START AVAILABLE DATA
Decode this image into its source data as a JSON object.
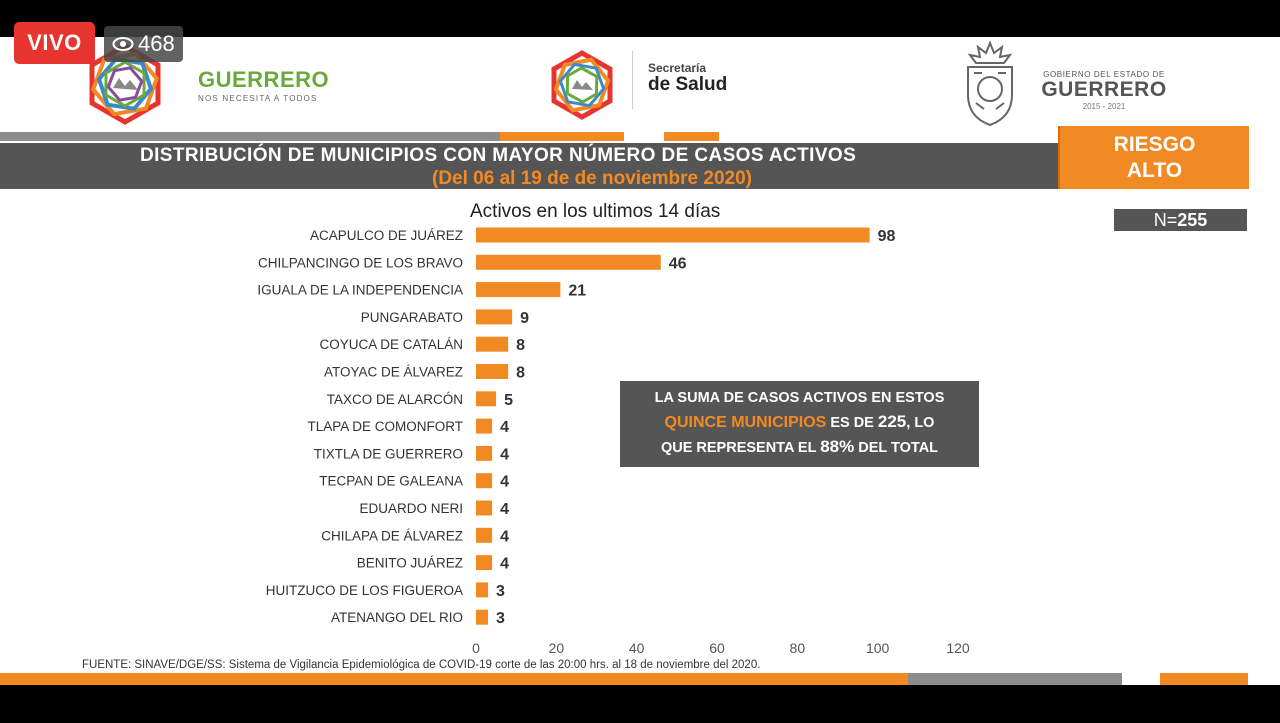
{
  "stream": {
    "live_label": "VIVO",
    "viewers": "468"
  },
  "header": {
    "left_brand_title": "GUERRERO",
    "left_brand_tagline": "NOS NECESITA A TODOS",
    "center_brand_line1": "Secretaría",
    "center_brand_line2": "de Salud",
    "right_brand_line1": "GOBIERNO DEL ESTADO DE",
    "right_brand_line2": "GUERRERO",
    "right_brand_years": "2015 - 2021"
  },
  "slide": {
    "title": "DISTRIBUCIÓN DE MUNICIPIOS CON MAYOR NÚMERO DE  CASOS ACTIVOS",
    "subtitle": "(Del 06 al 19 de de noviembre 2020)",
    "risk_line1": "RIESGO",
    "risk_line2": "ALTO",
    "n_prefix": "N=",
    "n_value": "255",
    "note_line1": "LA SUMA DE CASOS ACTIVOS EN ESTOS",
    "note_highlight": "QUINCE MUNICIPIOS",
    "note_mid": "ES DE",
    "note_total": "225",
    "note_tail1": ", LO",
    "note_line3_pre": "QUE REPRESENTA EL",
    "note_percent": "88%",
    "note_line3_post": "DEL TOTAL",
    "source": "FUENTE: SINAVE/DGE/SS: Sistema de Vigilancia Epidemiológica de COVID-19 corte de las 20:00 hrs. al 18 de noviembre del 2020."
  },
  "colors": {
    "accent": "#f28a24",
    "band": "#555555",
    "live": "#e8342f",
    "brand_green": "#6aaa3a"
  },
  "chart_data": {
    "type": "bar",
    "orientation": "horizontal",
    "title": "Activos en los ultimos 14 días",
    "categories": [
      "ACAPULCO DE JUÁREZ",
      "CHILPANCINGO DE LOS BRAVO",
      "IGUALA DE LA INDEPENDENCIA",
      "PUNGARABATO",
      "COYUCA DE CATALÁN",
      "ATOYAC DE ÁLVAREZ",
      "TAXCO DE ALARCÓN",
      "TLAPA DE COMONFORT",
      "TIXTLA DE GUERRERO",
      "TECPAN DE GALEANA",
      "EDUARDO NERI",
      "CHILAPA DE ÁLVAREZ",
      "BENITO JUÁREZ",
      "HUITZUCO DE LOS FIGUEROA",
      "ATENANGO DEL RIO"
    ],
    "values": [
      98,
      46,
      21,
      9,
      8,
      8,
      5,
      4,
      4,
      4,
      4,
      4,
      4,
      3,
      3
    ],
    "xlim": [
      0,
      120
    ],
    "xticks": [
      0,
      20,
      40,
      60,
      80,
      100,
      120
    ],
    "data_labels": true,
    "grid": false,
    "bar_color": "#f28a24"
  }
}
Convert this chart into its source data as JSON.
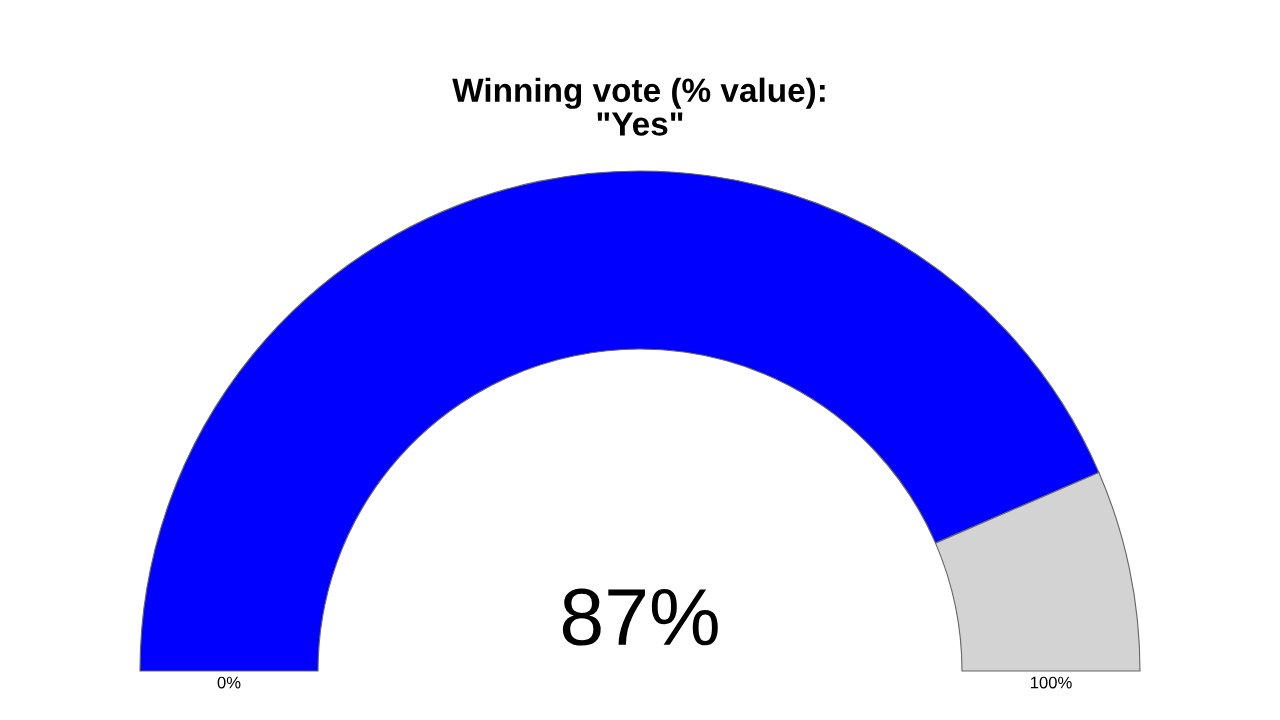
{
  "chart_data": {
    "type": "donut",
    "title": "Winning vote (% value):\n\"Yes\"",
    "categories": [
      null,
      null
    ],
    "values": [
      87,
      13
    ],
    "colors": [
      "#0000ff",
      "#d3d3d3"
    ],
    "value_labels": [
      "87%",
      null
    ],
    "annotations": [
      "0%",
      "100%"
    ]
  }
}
END AVAILABLE DATA
▶ INSTRUCTIONS FOR THE TASK
Replicate the material above verbatim; images stay out of the copy.

▶ COMPLETED TASK
Decode this image into its source data as a JSON object.
{
  "stream": {
    "live_label": "VIVO",
    "viewers": "468"
  },
  "header": {
    "left_brand_title": "GUERRERO",
    "left_brand_tagline": "NOS NECESITA A TODOS",
    "center_brand_line1": "Secretaría",
    "center_brand_line2": "de Salud",
    "right_brand_line1": "GOBIERNO DEL ESTADO DE",
    "right_brand_line2": "GUERRERO",
    "right_brand_years": "2015 - 2021"
  },
  "slide": {
    "title": "DISTRIBUCIÓN DE MUNICIPIOS CON MAYOR NÚMERO DE  CASOS ACTIVOS",
    "subtitle": "(Del 06 al 19 de de noviembre 2020)",
    "risk_line1": "RIESGO",
    "risk_line2": "ALTO",
    "n_prefix": "N=",
    "n_value": "255",
    "note_line1": "LA SUMA DE CASOS ACTIVOS EN ESTOS",
    "note_highlight": "QUINCE MUNICIPIOS",
    "note_mid": "ES DE",
    "note_total": "225",
    "note_tail1": ", LO",
    "note_line3_pre": "QUE REPRESENTA EL",
    "note_percent": "88%",
    "note_line3_post": "DEL TOTAL",
    "source": "FUENTE: SINAVE/DGE/SS: Sistema de Vigilancia Epidemiológica de COVID-19 corte de las 20:00 hrs. al 18 de noviembre del 2020."
  },
  "colors": {
    "accent": "#f28a24",
    "band": "#555555",
    "live": "#e8342f",
    "brand_green": "#6aaa3a"
  },
  "chart_data": {
    "type": "bar",
    "orientation": "horizontal",
    "title": "Activos en los ultimos 14 días",
    "categories": [
      "ACAPULCO DE JUÁREZ",
      "CHILPANCINGO DE LOS BRAVO",
      "IGUALA DE LA INDEPENDENCIA",
      "PUNGARABATO",
      "COYUCA DE CATALÁN",
      "ATOYAC DE ÁLVAREZ",
      "TAXCO DE ALARCÓN",
      "TLAPA DE COMONFORT",
      "TIXTLA DE GUERRERO",
      "TECPAN DE GALEANA",
      "EDUARDO NERI",
      "CHILAPA DE ÁLVAREZ",
      "BENITO JUÁREZ",
      "HUITZUCO DE LOS FIGUEROA",
      "ATENANGO DEL RIO"
    ],
    "values": [
      98,
      46,
      21,
      9,
      8,
      8,
      5,
      4,
      4,
      4,
      4,
      4,
      4,
      3,
      3
    ],
    "xlim": [
      0,
      120
    ],
    "xticks": [
      0,
      20,
      40,
      60,
      80,
      100,
      120
    ],
    "data_labels": true,
    "grid": false,
    "bar_color": "#f28a24"
  }
}
Convert this chart into its source data as JSON.
{
  "chart_data": {
    "type": "donut",
    "title": "Winning vote (% value):\n\"Yes\"",
    "categories": [
      null,
      null
    ],
    "values": [
      87,
      13
    ],
    "colors": [
      "#0000ff",
      "#d3d3d3"
    ],
    "value_labels": [
      "87%",
      null
    ],
    "annotations": [
      "0%",
      "100%"
    ]
  }
}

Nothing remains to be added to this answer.